Required task — Write the records out again, keeping each line exactly as it is.

Dataset items:
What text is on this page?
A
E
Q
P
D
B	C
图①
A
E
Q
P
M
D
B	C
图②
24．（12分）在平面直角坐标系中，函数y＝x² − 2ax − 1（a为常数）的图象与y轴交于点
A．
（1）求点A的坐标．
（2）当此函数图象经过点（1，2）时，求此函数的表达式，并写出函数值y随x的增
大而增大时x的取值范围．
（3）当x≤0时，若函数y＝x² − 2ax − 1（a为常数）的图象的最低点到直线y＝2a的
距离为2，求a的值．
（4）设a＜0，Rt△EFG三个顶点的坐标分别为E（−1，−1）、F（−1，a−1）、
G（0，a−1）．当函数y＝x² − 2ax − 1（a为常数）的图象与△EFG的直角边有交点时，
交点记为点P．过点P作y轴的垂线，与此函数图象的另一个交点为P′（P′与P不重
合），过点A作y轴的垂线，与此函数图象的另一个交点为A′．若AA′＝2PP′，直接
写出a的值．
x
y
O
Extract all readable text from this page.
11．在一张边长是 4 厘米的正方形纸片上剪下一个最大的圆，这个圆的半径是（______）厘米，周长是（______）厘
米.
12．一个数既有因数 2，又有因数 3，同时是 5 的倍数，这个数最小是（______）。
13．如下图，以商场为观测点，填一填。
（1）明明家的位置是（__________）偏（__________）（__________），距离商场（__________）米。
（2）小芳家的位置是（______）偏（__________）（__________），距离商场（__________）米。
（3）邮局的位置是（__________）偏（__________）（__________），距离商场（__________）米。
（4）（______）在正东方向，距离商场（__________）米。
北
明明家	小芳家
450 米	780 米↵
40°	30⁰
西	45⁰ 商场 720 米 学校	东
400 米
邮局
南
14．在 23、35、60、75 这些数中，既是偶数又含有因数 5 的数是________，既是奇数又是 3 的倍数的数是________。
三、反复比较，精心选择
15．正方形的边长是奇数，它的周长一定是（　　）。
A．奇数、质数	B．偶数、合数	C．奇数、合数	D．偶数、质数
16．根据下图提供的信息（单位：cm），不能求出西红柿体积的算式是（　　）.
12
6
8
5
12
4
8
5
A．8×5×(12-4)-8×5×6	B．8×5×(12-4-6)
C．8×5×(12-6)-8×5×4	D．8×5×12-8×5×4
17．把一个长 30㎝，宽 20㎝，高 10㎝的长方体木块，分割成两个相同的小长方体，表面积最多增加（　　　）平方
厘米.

Solution to the exercise —
What text is on this page?
A
E
Q
P
D
B	C
图①
A
E
Q
P
M
D
B	C
图②
24．（12分）在平面直角坐标系中，函数y＝x² − 2ax − 1（a为常数）的图象与y轴交于点
A．
（1）求点A的坐标．
（2）当此函数图象经过点（1，2）时，求此函数的表达式，并写出函数值y随x的增
大而增大时x的取值范围．
（3）当x≤0时，若函数y＝x² − 2ax − 1（a为常数）的图象的最低点到直线y＝2a的
距离为2，求a的值．
（4）设a＜0，Rt△EFG三个顶点的坐标分别为E（−1，−1）、F（−1，a−1）、
G（0，a−1）．当函数y＝x² − 2ax − 1（a为常数）的图象与△EFG的直角边有交点时，
交点记为点P．过点P作y轴的垂线，与此函数图象的另一个交点为P′（P′与P不重
合），过点A作y轴的垂线，与此函数图象的另一个交点为A′．若AA′＝2PP′，直接
写出a的值．
x
y
O
Extract all readable text from this page.
11．在一张边长是 4 厘米的正方形纸片上剪下一个最大的圆，这个圆的半径是（______）厘米，周长是（______）厘
米.
12．一个数既有因数 2，又有因数 3，同时是 5 的倍数，这个数最小是（______）。
13．如下图，以商场为观测点，填一填。
（1）明明家的位置是（__________）偏（__________）（__________），距离商场（__________）米。
（2）小芳家的位置是（______）偏（__________）（__________），距离商场（__________）米。
（3）邮局的位置是（__________）偏（__________）（__________），距离商场（__________）米。
（4）（______）在正东方向，距离商场（__________）米。
北
明明家	小芳家
450 米	780 米↵
40°	30⁰
西	45⁰ 商场 720 米 学校	东
400 米
邮局
南
14．在 23、35、60、75 这些数中，既是偶数又含有因数 5 的数是________，既是奇数又是 3 的倍数的数是________。
三、反复比较，精心选择
15．正方形的边长是奇数，它的周长一定是（　　）。
A．奇数、质数	B．偶数、合数	C．奇数、合数	D．偶数、质数
16．根据下图提供的信息（单位：cm），不能求出西红柿体积的算式是（　　）.
12
6
8
5
12
4
8
5
A．8×5×(12-4)-8×5×6	B．8×5×(12-4-6)
C．8×5×(12-6)-8×5×4	D．8×5×12-8×5×4
17．把一个长 30㎝，宽 20㎝，高 10㎝的长方体木块，分割成两个相同的小长方体，表面积最多增加（　　　）平方
厘米.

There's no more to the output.